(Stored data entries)
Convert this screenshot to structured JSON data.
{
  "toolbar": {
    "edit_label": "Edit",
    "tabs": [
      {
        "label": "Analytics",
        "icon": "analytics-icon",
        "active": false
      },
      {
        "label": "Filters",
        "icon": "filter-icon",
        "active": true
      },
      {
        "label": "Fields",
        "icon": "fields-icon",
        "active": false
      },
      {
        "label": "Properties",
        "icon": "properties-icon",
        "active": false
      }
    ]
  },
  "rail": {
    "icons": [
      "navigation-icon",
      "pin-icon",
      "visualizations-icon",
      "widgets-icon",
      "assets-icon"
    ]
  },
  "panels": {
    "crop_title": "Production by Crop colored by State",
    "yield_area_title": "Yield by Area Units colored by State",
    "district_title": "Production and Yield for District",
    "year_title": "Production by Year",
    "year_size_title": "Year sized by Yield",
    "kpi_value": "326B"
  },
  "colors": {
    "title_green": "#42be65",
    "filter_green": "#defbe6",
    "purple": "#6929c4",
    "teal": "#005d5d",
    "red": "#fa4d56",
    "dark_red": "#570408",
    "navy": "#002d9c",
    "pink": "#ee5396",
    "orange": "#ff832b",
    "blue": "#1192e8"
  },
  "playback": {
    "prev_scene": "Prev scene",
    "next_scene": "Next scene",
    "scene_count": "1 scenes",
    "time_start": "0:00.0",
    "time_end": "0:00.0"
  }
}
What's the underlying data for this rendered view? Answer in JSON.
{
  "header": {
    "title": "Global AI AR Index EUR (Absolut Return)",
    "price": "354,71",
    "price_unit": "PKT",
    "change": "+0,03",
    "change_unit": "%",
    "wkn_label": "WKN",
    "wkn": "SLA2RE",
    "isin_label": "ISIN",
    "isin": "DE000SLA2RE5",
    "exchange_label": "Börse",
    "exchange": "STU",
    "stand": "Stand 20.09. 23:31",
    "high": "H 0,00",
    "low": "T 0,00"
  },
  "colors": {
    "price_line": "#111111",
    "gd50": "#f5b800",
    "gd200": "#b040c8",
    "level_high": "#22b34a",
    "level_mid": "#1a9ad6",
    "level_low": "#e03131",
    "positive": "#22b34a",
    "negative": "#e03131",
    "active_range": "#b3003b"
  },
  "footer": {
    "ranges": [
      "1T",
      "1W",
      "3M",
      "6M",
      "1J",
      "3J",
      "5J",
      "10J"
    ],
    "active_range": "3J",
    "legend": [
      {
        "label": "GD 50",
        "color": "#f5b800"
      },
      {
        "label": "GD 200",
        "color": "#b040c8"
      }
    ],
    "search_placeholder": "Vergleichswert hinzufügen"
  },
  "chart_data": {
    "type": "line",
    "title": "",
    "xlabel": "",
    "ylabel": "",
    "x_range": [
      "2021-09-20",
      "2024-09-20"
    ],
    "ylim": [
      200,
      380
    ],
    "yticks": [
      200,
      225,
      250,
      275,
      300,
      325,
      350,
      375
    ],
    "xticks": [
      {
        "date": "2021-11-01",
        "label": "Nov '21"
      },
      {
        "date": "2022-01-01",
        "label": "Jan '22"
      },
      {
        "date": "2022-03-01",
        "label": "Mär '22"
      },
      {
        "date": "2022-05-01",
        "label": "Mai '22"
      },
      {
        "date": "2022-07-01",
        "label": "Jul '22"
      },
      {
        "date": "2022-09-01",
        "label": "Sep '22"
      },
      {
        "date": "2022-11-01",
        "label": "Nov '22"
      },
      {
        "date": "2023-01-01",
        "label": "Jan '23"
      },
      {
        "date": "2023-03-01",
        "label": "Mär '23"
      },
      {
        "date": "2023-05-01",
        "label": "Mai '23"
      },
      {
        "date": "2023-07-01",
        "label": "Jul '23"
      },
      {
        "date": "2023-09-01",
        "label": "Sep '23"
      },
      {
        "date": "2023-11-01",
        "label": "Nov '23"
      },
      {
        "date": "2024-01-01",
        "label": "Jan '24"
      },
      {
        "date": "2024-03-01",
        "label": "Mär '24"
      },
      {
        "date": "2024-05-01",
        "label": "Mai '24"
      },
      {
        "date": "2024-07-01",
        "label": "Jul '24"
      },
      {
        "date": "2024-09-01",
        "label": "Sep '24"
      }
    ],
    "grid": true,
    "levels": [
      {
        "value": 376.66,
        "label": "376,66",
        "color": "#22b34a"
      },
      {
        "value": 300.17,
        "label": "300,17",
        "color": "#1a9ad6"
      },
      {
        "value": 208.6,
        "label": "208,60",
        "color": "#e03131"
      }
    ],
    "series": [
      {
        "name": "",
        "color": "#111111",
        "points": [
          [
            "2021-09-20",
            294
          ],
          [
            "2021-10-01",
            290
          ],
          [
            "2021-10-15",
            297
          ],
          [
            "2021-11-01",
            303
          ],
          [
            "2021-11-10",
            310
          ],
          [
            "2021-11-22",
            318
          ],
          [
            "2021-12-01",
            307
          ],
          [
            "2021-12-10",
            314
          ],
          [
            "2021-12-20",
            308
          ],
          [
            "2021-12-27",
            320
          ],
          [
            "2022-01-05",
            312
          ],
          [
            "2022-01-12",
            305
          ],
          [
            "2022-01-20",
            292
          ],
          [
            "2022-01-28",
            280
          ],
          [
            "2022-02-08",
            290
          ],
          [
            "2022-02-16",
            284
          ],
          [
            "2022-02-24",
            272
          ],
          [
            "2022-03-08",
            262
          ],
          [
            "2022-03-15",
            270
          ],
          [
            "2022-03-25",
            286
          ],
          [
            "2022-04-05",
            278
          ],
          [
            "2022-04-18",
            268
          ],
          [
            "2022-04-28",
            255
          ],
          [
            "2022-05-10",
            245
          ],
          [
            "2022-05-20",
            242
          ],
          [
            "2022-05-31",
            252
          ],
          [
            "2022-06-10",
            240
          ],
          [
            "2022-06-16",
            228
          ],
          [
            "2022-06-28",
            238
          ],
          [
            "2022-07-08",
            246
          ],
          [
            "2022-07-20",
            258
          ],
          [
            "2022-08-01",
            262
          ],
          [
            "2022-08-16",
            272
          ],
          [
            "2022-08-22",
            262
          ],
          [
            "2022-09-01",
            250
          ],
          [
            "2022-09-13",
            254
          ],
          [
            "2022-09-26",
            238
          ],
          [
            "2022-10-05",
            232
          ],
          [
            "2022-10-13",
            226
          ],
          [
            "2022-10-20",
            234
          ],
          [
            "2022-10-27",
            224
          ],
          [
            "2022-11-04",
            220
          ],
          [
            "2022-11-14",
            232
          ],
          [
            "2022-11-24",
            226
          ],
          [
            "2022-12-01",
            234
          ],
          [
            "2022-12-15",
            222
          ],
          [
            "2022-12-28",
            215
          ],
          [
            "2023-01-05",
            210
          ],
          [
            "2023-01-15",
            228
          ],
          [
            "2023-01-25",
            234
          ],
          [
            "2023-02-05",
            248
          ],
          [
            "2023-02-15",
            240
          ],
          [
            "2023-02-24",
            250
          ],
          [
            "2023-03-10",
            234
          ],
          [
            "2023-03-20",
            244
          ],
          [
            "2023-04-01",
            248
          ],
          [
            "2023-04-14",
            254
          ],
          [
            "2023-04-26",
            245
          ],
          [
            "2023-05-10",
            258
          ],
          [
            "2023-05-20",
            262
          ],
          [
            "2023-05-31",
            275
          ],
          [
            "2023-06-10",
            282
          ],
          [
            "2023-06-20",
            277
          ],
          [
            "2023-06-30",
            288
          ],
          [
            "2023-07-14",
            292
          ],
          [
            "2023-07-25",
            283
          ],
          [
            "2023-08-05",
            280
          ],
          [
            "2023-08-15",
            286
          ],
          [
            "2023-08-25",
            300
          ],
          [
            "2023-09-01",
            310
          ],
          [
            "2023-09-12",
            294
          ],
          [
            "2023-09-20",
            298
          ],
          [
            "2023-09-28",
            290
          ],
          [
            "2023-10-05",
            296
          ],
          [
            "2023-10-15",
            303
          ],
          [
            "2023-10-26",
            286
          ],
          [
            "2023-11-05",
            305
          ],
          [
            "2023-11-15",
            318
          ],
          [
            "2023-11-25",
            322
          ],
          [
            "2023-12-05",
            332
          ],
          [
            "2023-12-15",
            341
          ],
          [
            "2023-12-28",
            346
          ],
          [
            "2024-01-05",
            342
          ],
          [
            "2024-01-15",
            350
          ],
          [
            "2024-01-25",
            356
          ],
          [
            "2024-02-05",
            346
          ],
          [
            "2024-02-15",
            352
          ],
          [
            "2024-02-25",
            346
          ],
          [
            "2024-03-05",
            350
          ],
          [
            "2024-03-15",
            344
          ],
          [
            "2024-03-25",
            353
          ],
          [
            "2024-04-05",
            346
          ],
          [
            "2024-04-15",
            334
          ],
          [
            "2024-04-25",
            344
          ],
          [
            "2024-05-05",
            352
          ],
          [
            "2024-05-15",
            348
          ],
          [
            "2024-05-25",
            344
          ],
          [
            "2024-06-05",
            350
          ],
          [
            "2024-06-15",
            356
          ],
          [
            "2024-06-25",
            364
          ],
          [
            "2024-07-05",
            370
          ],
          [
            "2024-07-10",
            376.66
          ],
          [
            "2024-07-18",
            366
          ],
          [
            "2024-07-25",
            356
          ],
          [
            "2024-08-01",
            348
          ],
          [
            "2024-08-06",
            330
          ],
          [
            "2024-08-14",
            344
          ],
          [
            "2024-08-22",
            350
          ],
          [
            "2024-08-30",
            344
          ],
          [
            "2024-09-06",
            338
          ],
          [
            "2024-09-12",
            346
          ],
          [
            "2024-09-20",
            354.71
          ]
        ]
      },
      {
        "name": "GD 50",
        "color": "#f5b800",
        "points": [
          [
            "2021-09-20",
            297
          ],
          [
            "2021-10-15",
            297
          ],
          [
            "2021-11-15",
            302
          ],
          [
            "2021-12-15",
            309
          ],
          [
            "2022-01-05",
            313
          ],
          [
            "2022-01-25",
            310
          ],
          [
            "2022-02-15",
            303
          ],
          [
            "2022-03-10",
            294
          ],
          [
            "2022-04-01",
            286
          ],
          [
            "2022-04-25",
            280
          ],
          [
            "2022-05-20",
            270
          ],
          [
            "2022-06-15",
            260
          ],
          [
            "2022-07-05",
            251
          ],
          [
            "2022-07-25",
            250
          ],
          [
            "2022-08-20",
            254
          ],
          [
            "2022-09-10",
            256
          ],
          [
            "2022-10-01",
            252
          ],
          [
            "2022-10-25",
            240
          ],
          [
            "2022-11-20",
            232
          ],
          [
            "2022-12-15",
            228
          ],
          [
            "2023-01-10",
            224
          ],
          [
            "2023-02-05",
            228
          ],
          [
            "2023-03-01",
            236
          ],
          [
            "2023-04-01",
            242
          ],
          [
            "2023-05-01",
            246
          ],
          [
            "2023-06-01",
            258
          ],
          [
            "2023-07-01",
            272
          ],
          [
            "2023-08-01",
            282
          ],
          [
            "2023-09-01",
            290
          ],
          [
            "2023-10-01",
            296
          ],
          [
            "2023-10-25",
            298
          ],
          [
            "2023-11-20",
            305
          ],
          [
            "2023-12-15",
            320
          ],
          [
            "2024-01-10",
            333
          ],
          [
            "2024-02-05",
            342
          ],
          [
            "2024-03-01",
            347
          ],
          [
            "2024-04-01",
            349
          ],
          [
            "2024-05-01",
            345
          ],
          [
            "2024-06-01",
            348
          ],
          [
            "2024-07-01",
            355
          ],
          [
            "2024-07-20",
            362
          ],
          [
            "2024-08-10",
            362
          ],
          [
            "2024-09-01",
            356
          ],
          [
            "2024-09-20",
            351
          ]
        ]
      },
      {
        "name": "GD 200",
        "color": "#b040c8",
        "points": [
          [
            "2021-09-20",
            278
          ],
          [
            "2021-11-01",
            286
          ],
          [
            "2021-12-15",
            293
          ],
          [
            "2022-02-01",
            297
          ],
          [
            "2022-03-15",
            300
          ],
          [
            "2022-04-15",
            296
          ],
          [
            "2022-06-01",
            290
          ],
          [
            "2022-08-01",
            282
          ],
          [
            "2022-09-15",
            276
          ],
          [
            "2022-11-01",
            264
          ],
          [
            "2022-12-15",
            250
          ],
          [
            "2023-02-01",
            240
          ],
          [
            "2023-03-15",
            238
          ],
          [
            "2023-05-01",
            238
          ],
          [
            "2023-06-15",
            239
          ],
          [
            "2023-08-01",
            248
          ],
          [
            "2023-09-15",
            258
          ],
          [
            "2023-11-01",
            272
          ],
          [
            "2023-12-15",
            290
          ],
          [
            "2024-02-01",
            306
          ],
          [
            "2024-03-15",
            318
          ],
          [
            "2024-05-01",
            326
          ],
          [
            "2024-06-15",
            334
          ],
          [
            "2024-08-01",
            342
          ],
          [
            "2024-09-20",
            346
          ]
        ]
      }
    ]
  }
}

### Task statement
The answer is one number: how many lines of the material above contain "Year".

### Task output
2